What you need to do :: Restate every record word for word, without the pictures.

(Document page transcript entries)
**********

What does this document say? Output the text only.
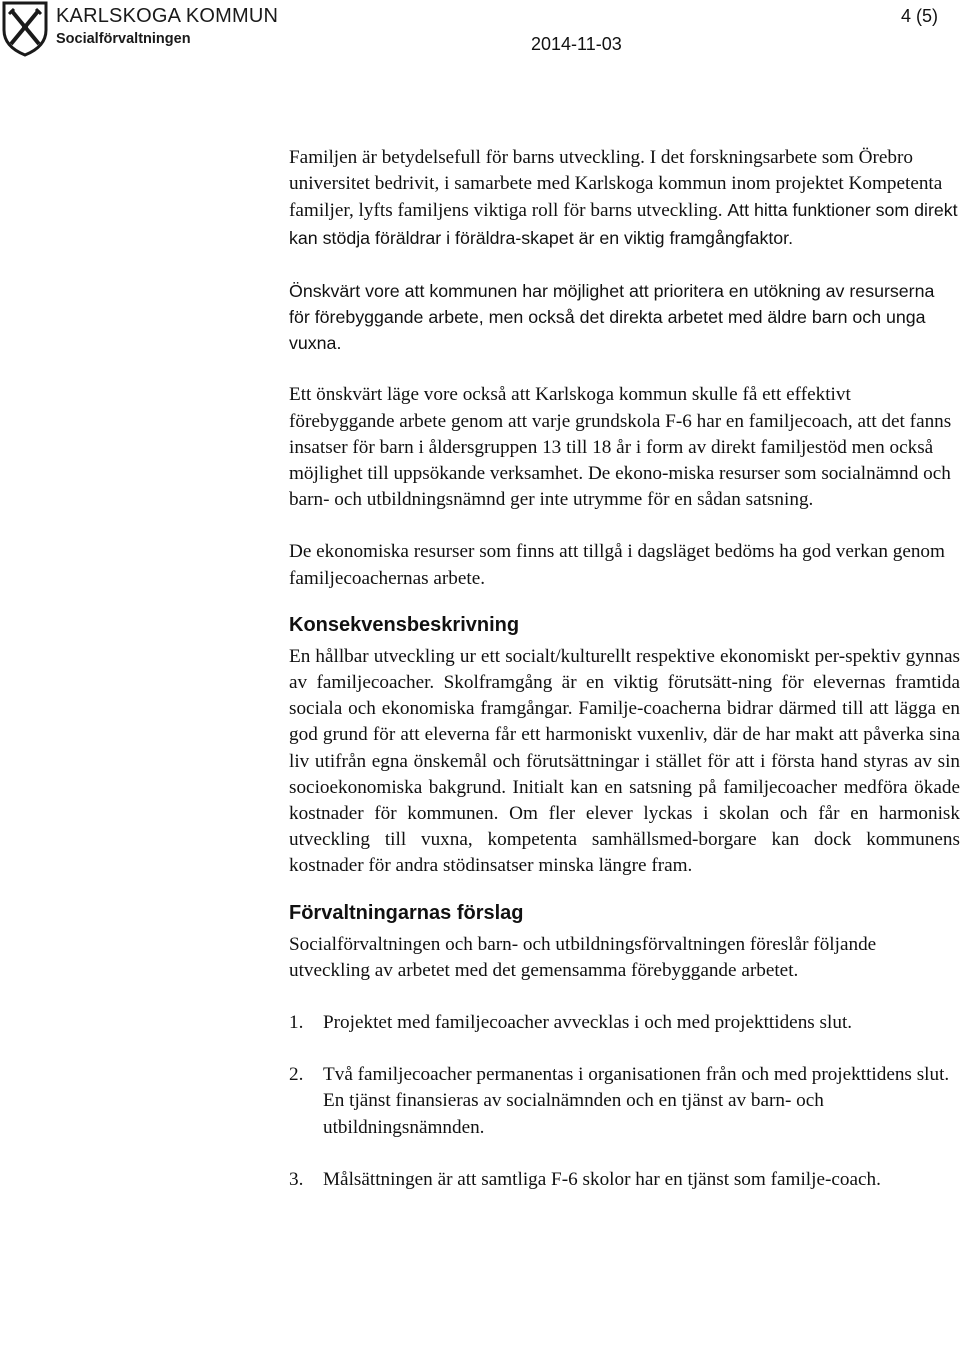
KARLSKOGA KOMMUN
Socialförvaltningen
4 (5)
2014-11-03

Familjen är betydelsefull för barns utveckling. I det forskningsarbete som Örebro universitet bedrivit, i samarbete med Karlskoga kommun inom projektet Kompetenta familjer, lyfts familjens viktiga roll för barns utveckling. Att hitta funktioner som direkt kan stödja föräldrar i föräldra-skapet är en viktig framgångfaktor.

Önskvärt vore att kommunen har möjlighet att prioritera en utökning av resurserna för förebyggande arbete, men också det direkta arbetet med äldre barn och unga vuxna.

Ett önskvärt läge vore också att Karlskoga kommun skulle få ett effektivt förebyggande arbete genom att varje grundskola F-6 har en familjecoach, att det fanns insatser för barn i åldersgruppen 13 till 18 år i form av direkt familjestöd men också möjlighet till uppsökande verksamhet. De ekono-miska resurser som socialnämnd och barn- och utbildningsnämnd ger inte utrymme för en sådan satsning.

De ekonomiska resurser som finns att tillgå i dagsläget bedöms ha god verkan genom familjecoachernas arbete.

Konsekvensbeskrivning

En hållbar utveckling ur ett socialt/kulturellt respektive ekonomiskt per-spektiv gynnas av familjecoacher. Skolframgång är en viktig förutsätt-ning för elevernas framtida sociala och ekonomiska framgångar. Familje-coacherna bidrar därmed till att lägga en god grund för att eleverna får ett harmoniskt vuxenliv, där de har makt att påverka sina liv utifrån egna önskemål och förutsättningar i stället för att i första hand styras av sin socioekonomiska bakgrund. Initialt kan en satsning på familjecoacher medföra ökade kostnader för kommunen. Om fler elever lyckas i skolan och får en harmonisk utveckling till vuxna, kompetenta samhällsmed-borgare kan dock kommunens kostnader för andra stödinsatser minska längre fram.

Förvaltningarnas förslag

Socialförvaltningen och barn- och utbildningsförvaltningen föreslår följande utveckling av arbetet med det gemensamma förebyggande arbetet.

1.	Projektet med familjecoacher avvecklas i och med projekttidens slut.
2.	Två familjecoacher permanentas i organisationen från och med projekttidens slut. En tjänst finansieras av socialnämnden och en tjänst av barn- och utbildningsnämnden.
3.	Målsättningen är att samtliga F-6 skolor har en tjänst som familje-coach.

**********

Result of the task ::
What does this document say? Output the text only.
KARLSKOGA KOMMUN
Socialförvaltningen
4 (5)
2014-11-03

Familjen är betydelsefull för barns utveckling. I det forskningsarbete som Örebro universitet bedrivit, i samarbete med Karlskoga kommun inom projektet Kompetenta familjer, lyfts familjens viktiga roll för barns utveckling. Att hitta funktioner som direkt kan stödja föräldrar i föräldra-skapet är en viktig framgångfaktor.

Önskvärt vore att kommunen har möjlighet att prioritera en utökning av resurserna för förebyggande arbete, men också det direkta arbetet med äldre barn och unga vuxna.

Ett önskvärt läge vore också att Karlskoga kommun skulle få ett effektivt förebyggande arbete genom att varje grundskola F-6 har en familjecoach, att det fanns insatser för barn i åldersgruppen 13 till 18 år i form av direkt familjestöd men också möjlighet till uppsökande verksamhet. De ekono-miska resurser som socialnämnd och barn- och utbildningsnämnd ger inte utrymme för en sådan satsning.

De ekonomiska resurser som finns att tillgå i dagsläget bedöms ha god verkan genom familjecoachernas arbete.

Konsekvensbeskrivning

En hållbar utveckling ur ett socialt/kulturellt respektive ekonomiskt per-spektiv gynnas av familjecoacher. Skolframgång är en viktig förutsätt-ning för elevernas framtida sociala och ekonomiska framgångar. Familje-coacherna bidrar därmed till att lägga en god grund för att eleverna får ett harmoniskt vuxenliv, där de har makt att påverka sina liv utifrån egna önskemål och förutsättningar i stället för att i första hand styras av sin socioekonomiska bakgrund. Initialt kan en satsning på familjecoacher medföra ökade kostnader för kommunen. Om fler elever lyckas i skolan och får en harmonisk utveckling till vuxna, kompetenta samhällsmed-borgare kan dock kommunens kostnader för andra stödinsatser minska längre fram.

Förvaltningarnas förslag

Socialförvaltningen och barn- och utbildningsförvaltningen föreslår följande utveckling av arbetet med det gemensamma förebyggande arbetet.

1.	Projektet med familjecoacher avvecklas i och med projekttidens slut.
2.	Två familjecoacher permanentas i organisationen från och med projekttidens slut. En tjänst finansieras av socialnämnden och en tjänst av barn- och utbildningsnämnden.
3.	Målsättningen är att samtliga F-6 skolor har en tjänst som familje-coach.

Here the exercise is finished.